§ TASK: Below is a block of records. Copy every line in it that contains the word "desc".

## BEGIN PROVIDED RECORDS

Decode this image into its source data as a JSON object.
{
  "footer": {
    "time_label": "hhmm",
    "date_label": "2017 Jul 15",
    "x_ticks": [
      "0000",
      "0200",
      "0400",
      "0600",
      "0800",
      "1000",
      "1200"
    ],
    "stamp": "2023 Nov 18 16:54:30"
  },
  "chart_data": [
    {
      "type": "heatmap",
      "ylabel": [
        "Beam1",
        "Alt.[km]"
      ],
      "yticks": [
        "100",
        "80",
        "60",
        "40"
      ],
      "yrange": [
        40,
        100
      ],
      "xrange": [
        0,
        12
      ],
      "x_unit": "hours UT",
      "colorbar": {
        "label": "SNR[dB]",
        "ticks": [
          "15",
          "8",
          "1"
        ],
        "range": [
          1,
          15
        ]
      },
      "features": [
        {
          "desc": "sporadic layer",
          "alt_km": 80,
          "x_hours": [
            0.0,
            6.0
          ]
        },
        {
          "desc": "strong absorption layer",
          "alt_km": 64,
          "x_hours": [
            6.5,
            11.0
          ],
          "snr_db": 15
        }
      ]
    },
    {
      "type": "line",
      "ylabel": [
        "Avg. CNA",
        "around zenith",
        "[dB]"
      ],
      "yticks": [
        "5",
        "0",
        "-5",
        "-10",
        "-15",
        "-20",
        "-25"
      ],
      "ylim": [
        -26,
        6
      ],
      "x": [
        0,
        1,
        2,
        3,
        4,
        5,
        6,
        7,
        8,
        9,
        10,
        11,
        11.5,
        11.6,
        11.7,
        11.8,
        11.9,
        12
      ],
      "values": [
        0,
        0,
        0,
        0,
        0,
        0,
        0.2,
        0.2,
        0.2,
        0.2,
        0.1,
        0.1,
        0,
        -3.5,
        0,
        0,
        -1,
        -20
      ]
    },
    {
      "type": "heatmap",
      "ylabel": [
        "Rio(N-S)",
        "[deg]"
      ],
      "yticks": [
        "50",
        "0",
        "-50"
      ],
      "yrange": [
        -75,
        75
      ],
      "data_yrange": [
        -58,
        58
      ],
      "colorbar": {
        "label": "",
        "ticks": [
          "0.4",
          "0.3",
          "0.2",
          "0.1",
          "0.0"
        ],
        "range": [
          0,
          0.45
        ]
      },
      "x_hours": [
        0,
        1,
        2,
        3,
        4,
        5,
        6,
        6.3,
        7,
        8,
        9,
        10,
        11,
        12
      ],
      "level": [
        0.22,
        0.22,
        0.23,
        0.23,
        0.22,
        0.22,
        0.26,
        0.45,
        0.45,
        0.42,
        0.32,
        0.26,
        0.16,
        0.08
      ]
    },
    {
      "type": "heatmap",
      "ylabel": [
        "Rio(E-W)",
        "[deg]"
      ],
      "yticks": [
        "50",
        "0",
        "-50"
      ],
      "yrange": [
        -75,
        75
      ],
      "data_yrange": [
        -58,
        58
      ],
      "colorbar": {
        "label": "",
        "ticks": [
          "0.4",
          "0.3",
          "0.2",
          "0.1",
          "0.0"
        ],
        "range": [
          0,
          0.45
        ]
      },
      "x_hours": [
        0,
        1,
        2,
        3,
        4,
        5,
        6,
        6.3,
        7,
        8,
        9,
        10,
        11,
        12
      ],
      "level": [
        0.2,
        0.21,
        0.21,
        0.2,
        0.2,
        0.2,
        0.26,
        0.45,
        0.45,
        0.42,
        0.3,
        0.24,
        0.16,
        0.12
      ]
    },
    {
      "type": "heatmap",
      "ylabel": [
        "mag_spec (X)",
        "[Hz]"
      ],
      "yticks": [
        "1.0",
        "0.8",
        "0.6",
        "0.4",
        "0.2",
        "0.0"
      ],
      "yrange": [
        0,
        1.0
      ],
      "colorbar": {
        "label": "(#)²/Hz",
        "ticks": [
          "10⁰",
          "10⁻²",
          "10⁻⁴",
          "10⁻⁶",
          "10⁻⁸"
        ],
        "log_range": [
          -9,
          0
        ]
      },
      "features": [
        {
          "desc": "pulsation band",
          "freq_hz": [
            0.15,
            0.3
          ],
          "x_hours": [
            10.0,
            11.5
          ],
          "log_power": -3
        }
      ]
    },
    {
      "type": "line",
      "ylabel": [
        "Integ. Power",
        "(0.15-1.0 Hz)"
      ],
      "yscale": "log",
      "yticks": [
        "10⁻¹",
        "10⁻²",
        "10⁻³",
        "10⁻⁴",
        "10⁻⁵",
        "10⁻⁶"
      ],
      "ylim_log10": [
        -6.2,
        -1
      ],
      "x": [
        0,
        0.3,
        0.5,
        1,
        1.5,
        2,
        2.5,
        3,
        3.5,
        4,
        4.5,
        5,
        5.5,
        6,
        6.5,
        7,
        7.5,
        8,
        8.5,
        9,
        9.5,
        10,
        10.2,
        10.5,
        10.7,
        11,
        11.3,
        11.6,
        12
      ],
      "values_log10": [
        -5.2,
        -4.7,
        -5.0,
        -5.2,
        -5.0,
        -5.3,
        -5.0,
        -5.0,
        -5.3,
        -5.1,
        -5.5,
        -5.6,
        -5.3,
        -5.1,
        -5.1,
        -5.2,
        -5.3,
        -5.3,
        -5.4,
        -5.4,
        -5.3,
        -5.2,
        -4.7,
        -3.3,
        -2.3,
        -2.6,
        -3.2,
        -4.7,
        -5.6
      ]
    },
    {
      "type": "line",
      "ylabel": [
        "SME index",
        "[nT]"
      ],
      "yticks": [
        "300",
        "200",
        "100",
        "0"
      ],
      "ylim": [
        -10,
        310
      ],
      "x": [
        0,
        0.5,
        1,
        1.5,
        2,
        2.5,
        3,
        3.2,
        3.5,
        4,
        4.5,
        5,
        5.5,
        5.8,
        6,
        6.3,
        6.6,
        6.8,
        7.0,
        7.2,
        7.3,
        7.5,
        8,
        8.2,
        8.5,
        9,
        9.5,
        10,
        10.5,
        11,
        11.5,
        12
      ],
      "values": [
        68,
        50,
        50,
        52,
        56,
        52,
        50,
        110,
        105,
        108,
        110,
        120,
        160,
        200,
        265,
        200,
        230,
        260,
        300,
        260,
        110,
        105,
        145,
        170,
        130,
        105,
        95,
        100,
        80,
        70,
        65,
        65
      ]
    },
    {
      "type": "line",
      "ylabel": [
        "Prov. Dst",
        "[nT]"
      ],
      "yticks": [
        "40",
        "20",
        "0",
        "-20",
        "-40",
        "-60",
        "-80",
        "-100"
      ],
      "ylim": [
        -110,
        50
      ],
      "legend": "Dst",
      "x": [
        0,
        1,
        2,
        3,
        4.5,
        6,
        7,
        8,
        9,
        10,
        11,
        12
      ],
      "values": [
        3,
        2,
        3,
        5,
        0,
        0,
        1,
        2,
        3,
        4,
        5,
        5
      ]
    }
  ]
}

## END PROVIDED RECORDS

§ WORKED SOLUTION:
          "desc": "sporadic layer",
          "desc": "strong absorption layer",
          "desc": "pulsation band",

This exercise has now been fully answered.